_Given entries_.
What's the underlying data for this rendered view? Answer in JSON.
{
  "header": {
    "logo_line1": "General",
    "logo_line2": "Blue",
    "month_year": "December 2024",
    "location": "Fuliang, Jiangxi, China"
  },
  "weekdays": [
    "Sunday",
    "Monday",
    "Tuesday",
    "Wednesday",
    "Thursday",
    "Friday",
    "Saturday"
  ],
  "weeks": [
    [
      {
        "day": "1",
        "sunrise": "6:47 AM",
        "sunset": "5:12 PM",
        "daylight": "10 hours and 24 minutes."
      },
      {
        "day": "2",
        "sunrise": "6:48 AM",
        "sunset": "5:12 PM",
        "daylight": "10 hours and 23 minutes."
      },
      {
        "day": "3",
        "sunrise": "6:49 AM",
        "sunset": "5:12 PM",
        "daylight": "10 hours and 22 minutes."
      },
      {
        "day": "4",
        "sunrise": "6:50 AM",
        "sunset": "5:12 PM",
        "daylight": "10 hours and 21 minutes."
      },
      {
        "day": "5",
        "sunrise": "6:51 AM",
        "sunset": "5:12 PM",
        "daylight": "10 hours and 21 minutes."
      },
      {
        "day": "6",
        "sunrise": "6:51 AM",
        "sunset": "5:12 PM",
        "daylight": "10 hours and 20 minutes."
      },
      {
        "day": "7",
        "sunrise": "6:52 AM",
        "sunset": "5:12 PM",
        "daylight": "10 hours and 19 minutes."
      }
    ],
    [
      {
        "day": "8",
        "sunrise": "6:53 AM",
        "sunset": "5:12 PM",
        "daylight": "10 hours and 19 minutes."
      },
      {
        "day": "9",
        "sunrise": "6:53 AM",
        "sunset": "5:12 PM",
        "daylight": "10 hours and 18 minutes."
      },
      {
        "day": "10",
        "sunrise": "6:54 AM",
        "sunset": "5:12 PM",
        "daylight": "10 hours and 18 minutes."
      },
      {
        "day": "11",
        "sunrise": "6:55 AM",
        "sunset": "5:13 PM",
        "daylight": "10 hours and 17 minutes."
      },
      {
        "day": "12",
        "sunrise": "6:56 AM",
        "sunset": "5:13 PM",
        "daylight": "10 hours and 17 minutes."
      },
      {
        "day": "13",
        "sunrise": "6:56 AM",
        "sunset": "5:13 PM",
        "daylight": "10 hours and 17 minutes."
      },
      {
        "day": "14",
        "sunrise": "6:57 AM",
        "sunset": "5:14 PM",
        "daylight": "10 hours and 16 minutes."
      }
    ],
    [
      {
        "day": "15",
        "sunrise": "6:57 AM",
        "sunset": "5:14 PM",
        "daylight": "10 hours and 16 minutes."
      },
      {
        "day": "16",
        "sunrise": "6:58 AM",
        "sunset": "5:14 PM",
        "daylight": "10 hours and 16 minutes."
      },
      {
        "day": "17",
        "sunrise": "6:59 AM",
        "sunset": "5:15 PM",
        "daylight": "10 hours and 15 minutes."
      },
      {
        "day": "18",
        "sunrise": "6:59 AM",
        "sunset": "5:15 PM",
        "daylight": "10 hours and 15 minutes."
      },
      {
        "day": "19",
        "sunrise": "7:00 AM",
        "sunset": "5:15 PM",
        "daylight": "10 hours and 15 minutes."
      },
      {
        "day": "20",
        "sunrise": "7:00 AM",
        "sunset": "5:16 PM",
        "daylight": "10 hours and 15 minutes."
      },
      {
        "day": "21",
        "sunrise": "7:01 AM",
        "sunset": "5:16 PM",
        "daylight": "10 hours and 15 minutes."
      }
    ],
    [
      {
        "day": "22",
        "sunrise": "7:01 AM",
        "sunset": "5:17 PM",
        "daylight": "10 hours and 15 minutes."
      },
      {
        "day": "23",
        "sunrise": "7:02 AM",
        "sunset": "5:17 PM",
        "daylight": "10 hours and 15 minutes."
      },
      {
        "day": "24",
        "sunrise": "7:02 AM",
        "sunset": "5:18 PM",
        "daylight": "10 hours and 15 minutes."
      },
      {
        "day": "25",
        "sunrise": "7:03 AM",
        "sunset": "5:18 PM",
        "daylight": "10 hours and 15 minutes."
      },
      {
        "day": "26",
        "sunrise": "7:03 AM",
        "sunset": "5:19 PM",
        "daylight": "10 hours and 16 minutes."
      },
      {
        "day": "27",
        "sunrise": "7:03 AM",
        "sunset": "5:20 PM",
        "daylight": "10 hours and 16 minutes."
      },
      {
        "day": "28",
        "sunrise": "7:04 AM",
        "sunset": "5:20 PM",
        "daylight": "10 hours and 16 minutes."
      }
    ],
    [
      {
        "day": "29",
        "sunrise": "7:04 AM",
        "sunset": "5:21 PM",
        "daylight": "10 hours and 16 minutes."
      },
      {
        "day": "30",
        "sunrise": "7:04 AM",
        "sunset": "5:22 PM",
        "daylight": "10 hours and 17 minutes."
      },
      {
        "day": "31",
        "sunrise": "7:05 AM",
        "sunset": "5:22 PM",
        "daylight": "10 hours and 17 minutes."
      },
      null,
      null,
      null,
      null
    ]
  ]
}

_Set task_.
Reproduce the material in full, with no word added or dropped.

_Solution_.
What's the underlying data for this rendered view? Answer in JSON.
{
  "header": {
    "logo_line1": "General",
    "logo_line2": "Blue",
    "month_year": "December 2024",
    "location": "Fuliang, Jiangxi, China"
  },
  "weekdays": [
    "Sunday",
    "Monday",
    "Tuesday",
    "Wednesday",
    "Thursday",
    "Friday",
    "Saturday"
  ],
  "weeks": [
    [
      {
        "day": "1",
        "sunrise": "6:47 AM",
        "sunset": "5:12 PM",
        "daylight": "10 hours and 24 minutes."
      },
      {
        "day": "2",
        "sunrise": "6:48 AM",
        "sunset": "5:12 PM",
        "daylight": "10 hours and 23 minutes."
      },
      {
        "day": "3",
        "sunrise": "6:49 AM",
        "sunset": "5:12 PM",
        "daylight": "10 hours and 22 minutes."
      },
      {
        "day": "4",
        "sunrise": "6:50 AM",
        "sunset": "5:12 PM",
        "daylight": "10 hours and 21 minutes."
      },
      {
        "day": "5",
        "sunrise": "6:51 AM",
        "sunset": "5:12 PM",
        "daylight": "10 hours and 21 minutes."
      },
      {
        "day": "6",
        "sunrise": "6:51 AM",
        "sunset": "5:12 PM",
        "daylight": "10 hours and 20 minutes."
      },
      {
        "day": "7",
        "sunrise": "6:52 AM",
        "sunset": "5:12 PM",
        "daylight": "10 hours and 19 minutes."
      }
    ],
    [
      {
        "day": "8",
        "sunrise": "6:53 AM",
        "sunset": "5:12 PM",
        "daylight": "10 hours and 19 minutes."
      },
      {
        "day": "9",
        "sunrise": "6:53 AM",
        "sunset": "5:12 PM",
        "daylight": "10 hours and 18 minutes."
      },
      {
        "day": "10",
        "sunrise": "6:54 AM",
        "sunset": "5:12 PM",
        "daylight": "10 hours and 18 minutes."
      },
      {
        "day": "11",
        "sunrise": "6:55 AM",
        "sunset": "5:13 PM",
        "daylight": "10 hours and 17 minutes."
      },
      {
        "day": "12",
        "sunrise": "6:56 AM",
        "sunset": "5:13 PM",
        "daylight": "10 hours and 17 minutes."
      },
      {
        "day": "13",
        "sunrise": "6:56 AM",
        "sunset": "5:13 PM",
        "daylight": "10 hours and 17 minutes."
      },
      {
        "day": "14",
        "sunrise": "6:57 AM",
        "sunset": "5:14 PM",
        "daylight": "10 hours and 16 minutes."
      }
    ],
    [
      {
        "day": "15",
        "sunrise": "6:57 AM",
        "sunset": "5:14 PM",
        "daylight": "10 hours and 16 minutes."
      },
      {
        "day": "16",
        "sunrise": "6:58 AM",
        "sunset": "5:14 PM",
        "daylight": "10 hours and 16 minutes."
      },
      {
        "day": "17",
        "sunrise": "6:59 AM",
        "sunset": "5:15 PM",
        "daylight": "10 hours and 15 minutes."
      },
      {
        "day": "18",
        "sunrise": "6:59 AM",
        "sunset": "5:15 PM",
        "daylight": "10 hours and 15 minutes."
      },
      {
        "day": "19",
        "sunrise": "7:00 AM",
        "sunset": "5:15 PM",
        "daylight": "10 hours and 15 minutes."
      },
      {
        "day": "20",
        "sunrise": "7:00 AM",
        "sunset": "5:16 PM",
        "daylight": "10 hours and 15 minutes."
      },
      {
        "day": "21",
        "sunrise": "7:01 AM",
        "sunset": "5:16 PM",
        "daylight": "10 hours and 15 minutes."
      }
    ],
    [
      {
        "day": "22",
        "sunrise": "7:01 AM",
        "sunset": "5:17 PM",
        "daylight": "10 hours and 15 minutes."
      },
      {
        "day": "23",
        "sunrise": "7:02 AM",
        "sunset": "5:17 PM",
        "daylight": "10 hours and 15 minutes."
      },
      {
        "day": "24",
        "sunrise": "7:02 AM",
        "sunset": "5:18 PM",
        "daylight": "10 hours and 15 minutes."
      },
      {
        "day": "25",
        "sunrise": "7:03 AM",
        "sunset": "5:18 PM",
        "daylight": "10 hours and 15 minutes."
      },
      {
        "day": "26",
        "sunrise": "7:03 AM",
        "sunset": "5:19 PM",
        "daylight": "10 hours and 16 minutes."
      },
      {
        "day": "27",
        "sunrise": "7:03 AM",
        "sunset": "5:20 PM",
        "daylight": "10 hours and 16 minutes."
      },
      {
        "day": "28",
        "sunrise": "7:04 AM",
        "sunset": "5:20 PM",
        "daylight": "10 hours and 16 minutes."
      }
    ],
    [
      {
        "day": "29",
        "sunrise": "7:04 AM",
        "sunset": "5:21 PM",
        "daylight": "10 hours and 16 minutes."
      },
      {
        "day": "30",
        "sunrise": "7:04 AM",
        "sunset": "5:22 PM",
        "daylight": "10 hours and 17 minutes."
      },
      {
        "day": "31",
        "sunrise": "7:05 AM",
        "sunset": "5:22 PM",
        "daylight": "10 hours and 17 minutes."
      },
      null,
      null,
      null,
      null
    ]
  ]
}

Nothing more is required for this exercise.